## Start Given entries

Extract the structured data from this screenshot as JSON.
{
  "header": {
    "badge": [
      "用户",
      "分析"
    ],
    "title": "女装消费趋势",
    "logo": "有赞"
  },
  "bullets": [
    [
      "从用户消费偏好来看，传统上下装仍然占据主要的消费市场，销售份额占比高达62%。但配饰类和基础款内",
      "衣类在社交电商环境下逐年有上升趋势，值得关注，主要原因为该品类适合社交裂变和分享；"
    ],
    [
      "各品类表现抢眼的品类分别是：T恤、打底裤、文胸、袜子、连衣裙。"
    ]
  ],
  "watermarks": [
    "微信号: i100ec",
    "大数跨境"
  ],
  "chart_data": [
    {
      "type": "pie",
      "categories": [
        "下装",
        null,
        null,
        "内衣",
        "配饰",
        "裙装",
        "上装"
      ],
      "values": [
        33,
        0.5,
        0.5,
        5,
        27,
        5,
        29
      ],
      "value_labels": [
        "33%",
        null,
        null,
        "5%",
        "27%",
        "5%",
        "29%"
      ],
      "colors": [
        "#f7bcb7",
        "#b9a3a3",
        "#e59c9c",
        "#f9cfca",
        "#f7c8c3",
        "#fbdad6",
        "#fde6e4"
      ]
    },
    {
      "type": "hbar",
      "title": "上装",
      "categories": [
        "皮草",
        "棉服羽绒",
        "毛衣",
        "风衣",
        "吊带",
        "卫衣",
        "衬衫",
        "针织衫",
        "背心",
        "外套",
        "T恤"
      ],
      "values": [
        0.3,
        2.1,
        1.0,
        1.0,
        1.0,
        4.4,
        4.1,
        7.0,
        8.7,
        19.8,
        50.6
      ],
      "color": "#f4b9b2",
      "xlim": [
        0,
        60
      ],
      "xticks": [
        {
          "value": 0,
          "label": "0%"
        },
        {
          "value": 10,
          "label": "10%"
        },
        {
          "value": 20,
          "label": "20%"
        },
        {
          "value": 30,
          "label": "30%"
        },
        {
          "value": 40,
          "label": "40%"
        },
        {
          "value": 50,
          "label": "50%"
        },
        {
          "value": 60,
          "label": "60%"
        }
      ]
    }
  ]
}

## End Given entries

What is needed: Write out every entry again exactly, please, with nothing missing.

The answer:
Extract the structured data from this screenshot as JSON.
{
  "header": {
    "badge": [
      "用户",
      "分析"
    ],
    "title": "女装消费趋势",
    "logo": "有赞"
  },
  "bullets": [
    [
      "从用户消费偏好来看，传统上下装仍然占据主要的消费市场，销售份额占比高达62%。但配饰类和基础款内",
      "衣类在社交电商环境下逐年有上升趋势，值得关注，主要原因为该品类适合社交裂变和分享；"
    ],
    [
      "各品类表现抢眼的品类分别是：T恤、打底裤、文胸、袜子、连衣裙。"
    ]
  ],
  "watermarks": [
    "微信号: i100ec",
    "大数跨境"
  ],
  "chart_data": [
    {
      "type": "pie",
      "categories": [
        "下装",
        null,
        null,
        "内衣",
        "配饰",
        "裙装",
        "上装"
      ],
      "values": [
        33,
        0.5,
        0.5,
        5,
        27,
        5,
        29
      ],
      "value_labels": [
        "33%",
        null,
        null,
        "5%",
        "27%",
        "5%",
        "29%"
      ],
      "colors": [
        "#f7bcb7",
        "#b9a3a3",
        "#e59c9c",
        "#f9cfca",
        "#f7c8c3",
        "#fbdad6",
        "#fde6e4"
      ]
    },
    {
      "type": "hbar",
      "title": "上装",
      "categories": [
        "皮草",
        "棉服羽绒",
        "毛衣",
        "风衣",
        "吊带",
        "卫衣",
        "衬衫",
        "针织衫",
        "背心",
        "外套",
        "T恤"
      ],
      "values": [
        0.3,
        2.1,
        1.0,
        1.0,
        1.0,
        4.4,
        4.1,
        7.0,
        8.7,
        19.8,
        50.6
      ],
      "color": "#f4b9b2",
      "xlim": [
        0,
        60
      ],
      "xticks": [
        {
          "value": 0,
          "label": "0%"
        },
        {
          "value": 10,
          "label": "10%"
        },
        {
          "value": 20,
          "label": "20%"
        },
        {
          "value": 30,
          "label": "30%"
        },
        {
          "value": 40,
          "label": "40%"
        },
        {
          "value": 50,
          "label": "50%"
        },
        {
          "value": 60,
          "label": "60%"
        }
      ]
    }
  ]
}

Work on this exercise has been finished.